Using the data below, gather each line that includes the word "learning".

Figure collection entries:
______
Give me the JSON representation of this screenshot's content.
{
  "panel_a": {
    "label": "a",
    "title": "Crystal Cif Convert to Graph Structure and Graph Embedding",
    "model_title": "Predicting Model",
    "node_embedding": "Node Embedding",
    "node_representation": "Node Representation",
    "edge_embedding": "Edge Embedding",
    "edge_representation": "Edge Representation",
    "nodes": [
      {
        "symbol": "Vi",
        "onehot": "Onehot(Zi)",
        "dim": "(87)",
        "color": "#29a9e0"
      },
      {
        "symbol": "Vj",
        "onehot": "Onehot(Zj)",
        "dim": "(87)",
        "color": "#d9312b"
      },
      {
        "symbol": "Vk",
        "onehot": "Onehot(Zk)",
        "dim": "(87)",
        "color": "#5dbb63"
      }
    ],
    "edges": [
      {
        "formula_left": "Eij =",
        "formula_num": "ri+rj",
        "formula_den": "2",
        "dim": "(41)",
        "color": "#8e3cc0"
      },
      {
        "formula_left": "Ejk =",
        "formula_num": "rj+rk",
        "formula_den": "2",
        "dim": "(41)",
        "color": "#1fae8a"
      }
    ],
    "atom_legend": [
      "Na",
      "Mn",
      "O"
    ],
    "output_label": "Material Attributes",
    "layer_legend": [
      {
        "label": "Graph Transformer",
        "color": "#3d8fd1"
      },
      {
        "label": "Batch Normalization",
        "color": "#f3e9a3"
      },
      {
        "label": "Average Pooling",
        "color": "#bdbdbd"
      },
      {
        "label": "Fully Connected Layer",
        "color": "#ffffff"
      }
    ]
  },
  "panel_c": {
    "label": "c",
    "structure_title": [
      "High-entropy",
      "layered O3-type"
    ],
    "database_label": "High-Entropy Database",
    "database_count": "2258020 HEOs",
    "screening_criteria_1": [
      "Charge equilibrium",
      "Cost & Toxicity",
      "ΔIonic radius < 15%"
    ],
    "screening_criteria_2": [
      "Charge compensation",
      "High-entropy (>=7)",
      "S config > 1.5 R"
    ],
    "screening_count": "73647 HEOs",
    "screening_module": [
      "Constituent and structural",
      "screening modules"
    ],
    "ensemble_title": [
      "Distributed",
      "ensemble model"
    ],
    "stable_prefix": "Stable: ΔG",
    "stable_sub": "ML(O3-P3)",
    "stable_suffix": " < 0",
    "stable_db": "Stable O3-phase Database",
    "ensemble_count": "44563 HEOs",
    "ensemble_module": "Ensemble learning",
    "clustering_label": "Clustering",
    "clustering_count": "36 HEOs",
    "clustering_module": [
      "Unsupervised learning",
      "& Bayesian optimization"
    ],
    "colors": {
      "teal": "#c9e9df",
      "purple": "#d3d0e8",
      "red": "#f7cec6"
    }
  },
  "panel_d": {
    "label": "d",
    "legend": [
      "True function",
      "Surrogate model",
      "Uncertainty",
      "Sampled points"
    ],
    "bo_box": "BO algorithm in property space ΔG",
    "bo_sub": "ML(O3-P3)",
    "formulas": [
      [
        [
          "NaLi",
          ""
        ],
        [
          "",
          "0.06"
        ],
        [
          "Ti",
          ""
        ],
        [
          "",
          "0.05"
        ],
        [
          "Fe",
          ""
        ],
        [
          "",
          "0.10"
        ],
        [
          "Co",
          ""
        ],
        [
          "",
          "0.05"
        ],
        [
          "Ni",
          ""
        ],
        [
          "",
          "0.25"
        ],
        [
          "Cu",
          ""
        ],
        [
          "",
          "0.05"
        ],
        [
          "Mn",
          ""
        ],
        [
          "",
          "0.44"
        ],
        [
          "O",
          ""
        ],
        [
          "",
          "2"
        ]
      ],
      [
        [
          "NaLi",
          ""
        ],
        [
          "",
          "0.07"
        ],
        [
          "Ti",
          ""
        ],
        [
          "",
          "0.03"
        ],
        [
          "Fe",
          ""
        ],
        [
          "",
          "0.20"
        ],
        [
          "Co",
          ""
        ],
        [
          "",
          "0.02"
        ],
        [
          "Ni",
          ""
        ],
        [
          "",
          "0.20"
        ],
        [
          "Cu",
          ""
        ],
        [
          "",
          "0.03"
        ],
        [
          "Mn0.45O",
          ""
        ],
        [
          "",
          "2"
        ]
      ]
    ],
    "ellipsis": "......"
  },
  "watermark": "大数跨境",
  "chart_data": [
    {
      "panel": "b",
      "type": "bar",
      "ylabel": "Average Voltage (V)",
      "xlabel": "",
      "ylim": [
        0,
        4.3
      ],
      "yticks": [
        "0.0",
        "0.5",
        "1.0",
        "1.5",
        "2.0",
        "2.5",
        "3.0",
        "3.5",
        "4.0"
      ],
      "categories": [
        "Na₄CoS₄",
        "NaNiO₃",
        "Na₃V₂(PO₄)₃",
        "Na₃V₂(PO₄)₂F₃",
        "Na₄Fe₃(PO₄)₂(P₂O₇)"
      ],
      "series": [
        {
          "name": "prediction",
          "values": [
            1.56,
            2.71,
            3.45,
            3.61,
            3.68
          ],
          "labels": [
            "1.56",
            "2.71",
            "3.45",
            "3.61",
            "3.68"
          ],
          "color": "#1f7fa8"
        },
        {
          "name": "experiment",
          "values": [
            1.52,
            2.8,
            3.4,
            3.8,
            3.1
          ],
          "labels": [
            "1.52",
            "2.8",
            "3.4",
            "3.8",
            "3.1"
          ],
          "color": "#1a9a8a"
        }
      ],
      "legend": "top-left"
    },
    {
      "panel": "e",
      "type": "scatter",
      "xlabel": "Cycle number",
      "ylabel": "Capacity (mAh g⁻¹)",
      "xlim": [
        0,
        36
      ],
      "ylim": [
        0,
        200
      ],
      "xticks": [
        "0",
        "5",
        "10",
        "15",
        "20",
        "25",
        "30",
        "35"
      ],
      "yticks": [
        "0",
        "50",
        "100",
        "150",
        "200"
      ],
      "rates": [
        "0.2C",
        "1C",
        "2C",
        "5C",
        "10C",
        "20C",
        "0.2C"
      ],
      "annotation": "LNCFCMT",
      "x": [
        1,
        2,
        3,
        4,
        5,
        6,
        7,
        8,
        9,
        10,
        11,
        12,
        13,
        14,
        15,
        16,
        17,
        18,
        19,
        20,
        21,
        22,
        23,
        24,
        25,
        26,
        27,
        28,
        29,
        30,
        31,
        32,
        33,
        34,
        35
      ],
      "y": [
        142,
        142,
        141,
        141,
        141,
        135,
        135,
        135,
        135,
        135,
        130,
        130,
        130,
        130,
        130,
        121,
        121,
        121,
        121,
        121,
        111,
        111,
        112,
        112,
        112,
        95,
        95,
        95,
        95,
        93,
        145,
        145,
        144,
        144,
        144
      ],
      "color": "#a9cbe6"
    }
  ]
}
______
**Solution to this problem:**
    "ensemble_module": "Ensemble learning",
      "Unsupervised learning",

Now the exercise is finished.